## AIM OF THE EXERCISE
Count the lines below that contain the word "Benton" and give only the number.

## DATA TO PROCESS
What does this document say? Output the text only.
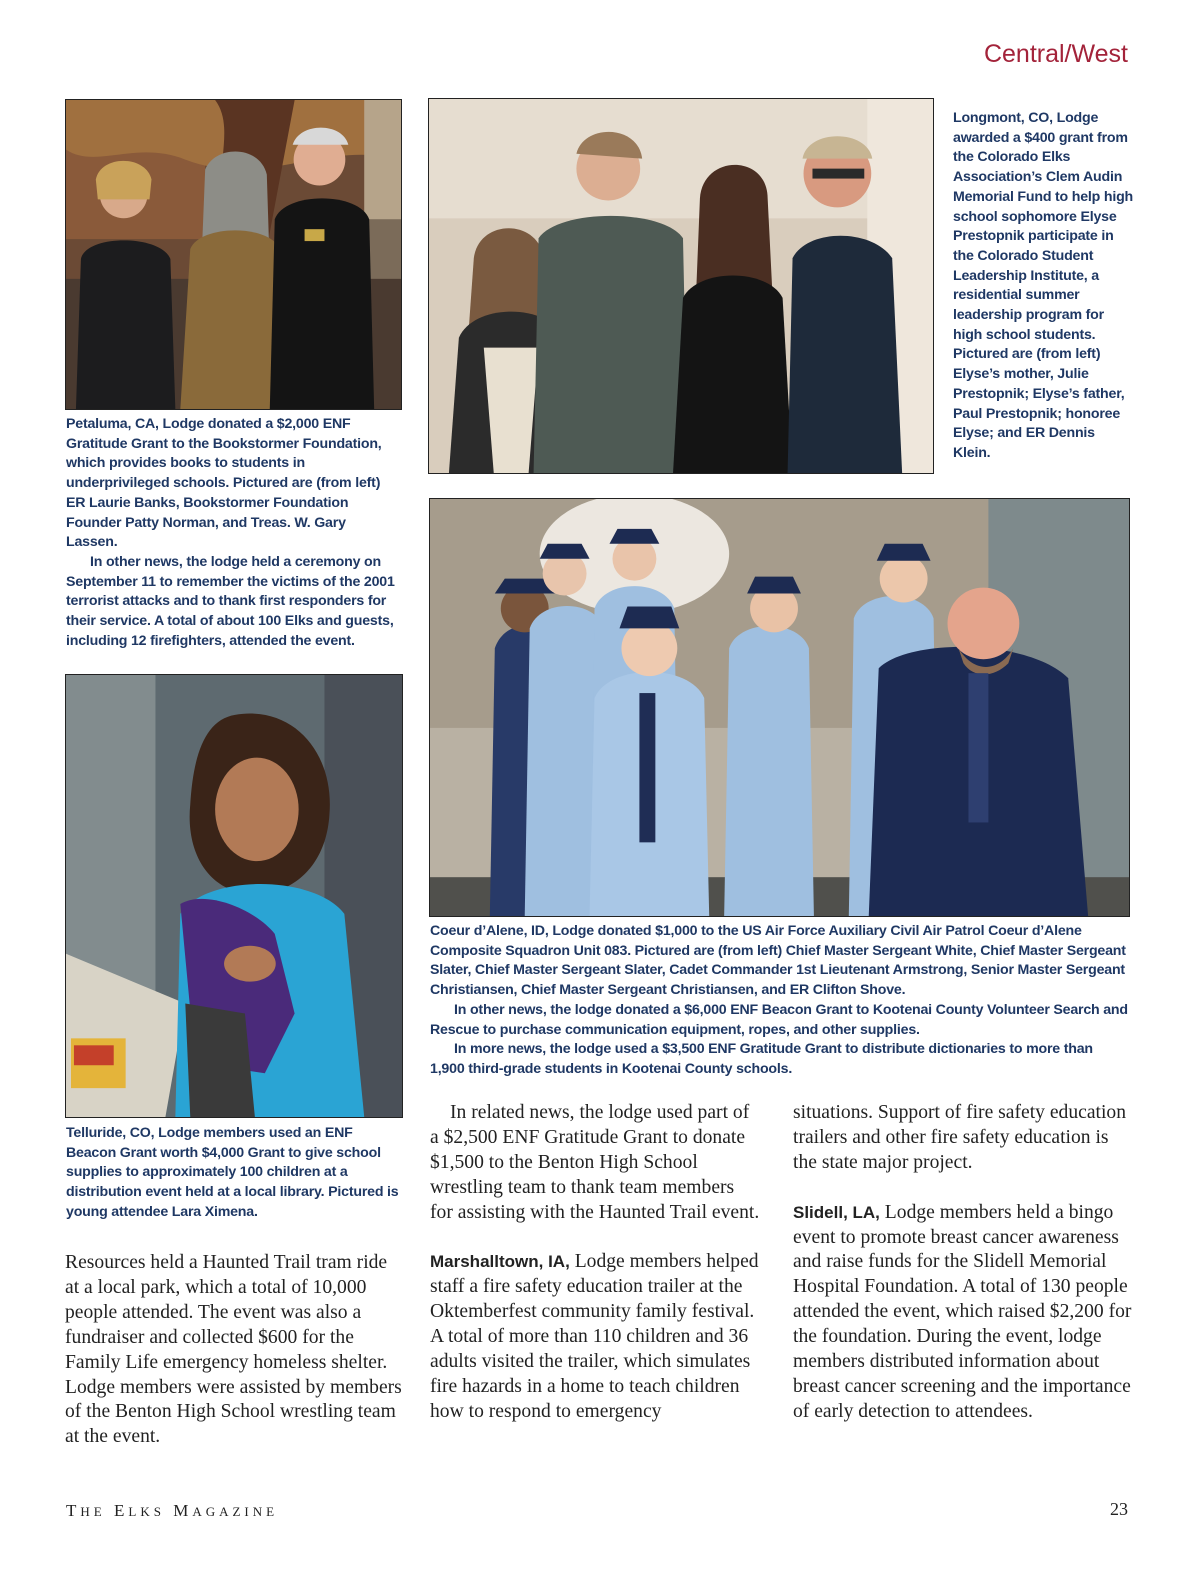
Central/West

Petaluma, CA, Lodge donated a $2,000 ENF Gratitude Grant to the Bookstormer Foundation, which provides books to students in underprivileged schools. Pictured are (from left) ER Laurie Banks, Bookstormer Foundation Founder Patty Norman, and Treas. W. Gary Lassen.

In other news, the lodge held a ceremony on September 11 to remember the victims of the 2001 terrorist attacks and to thank first responders for their service. A total of about 100 Elks and guests, including 12 firefighters, attended the event.

Longmont, CO, Lodge awarded a $400 grant from the Colorado Elks Association’s Clem Audin Memorial Fund to help high school sophomore Elyse Prestopnik participate in the Colorado Student Leadership Institute, a residential summer leadership program for high school students. Pictured are (from left) Elyse’s mother, Julie Prestopnik; Elyse’s father, Paul Prestopnik; honoree Elyse; and ER Dennis Klein.

Coeur d’Alene, ID, Lodge donated $1,000 to the US Air Force Auxiliary Civil Air Patrol Coeur d’Alene Composite Squadron Unit 083. Pictured are (from left) Chief Master Sergeant White, Chief Master Sergeant Slater, Chief Master Sergeant Slater, Cadet Commander 1st Lieutenant Armstrong, Senior Master Sergeant Christiansen, Chief Master Sergeant Christiansen, and ER Clifton Shove.

In other news, the lodge donated a $6,000 ENF Beacon Grant to Kootenai County Volunteer Search and Rescue to purchase communication equipment, ropes, and other supplies.

In more news, the lodge used a $3,500 ENF Gratitude Grant to distribute dictionaries to more than 1,900 third-grade students in Kootenai County schools.

Telluride, CO, Lodge members used an ENF Beacon Grant worth $4,000 Grant to give school supplies to approximately 100 children at a distribution event held at a local library. Pictured is young attendee Lara Ximena.

Resources held a Haunted Trail tram ride at a local park, which a total of 10,000 people attended. The event was also a fundraiser and collected $600 for the Family Life emergency homeless shelter. Lodge members were assisted by members of the Benton High School wrestling team at the event.

In related news, the lodge used part of a $2,500 ENF Gratitude Grant to donate $1,500 to the Benton High School wrestling team to thank team members for assisting with the Haunted Trail event.

Marshalltown, IA, Lodge members helped staff a fire safety education trailer at the Oktemberfest community family festival. A total of more than 110 children and 36 adults visited the trailer, which simulates fire hazards in a home to teach children how to respond to emergency

situations. Support of fire safety education trailers and other fire safety education is the state major project.

Slidell, LA, Lodge members held a bingo event to promote breast cancer awareness and raise funds for the Slidell Memorial Hospital Foundation. A total of 130 people attended the event, which raised $2,200 for the foundation. During the event, lodge members distributed information about breast cancer screening and the importance of early detection to attendees.

THE ELKS MAGAZINE	23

## WRITTEN SOLUTION
2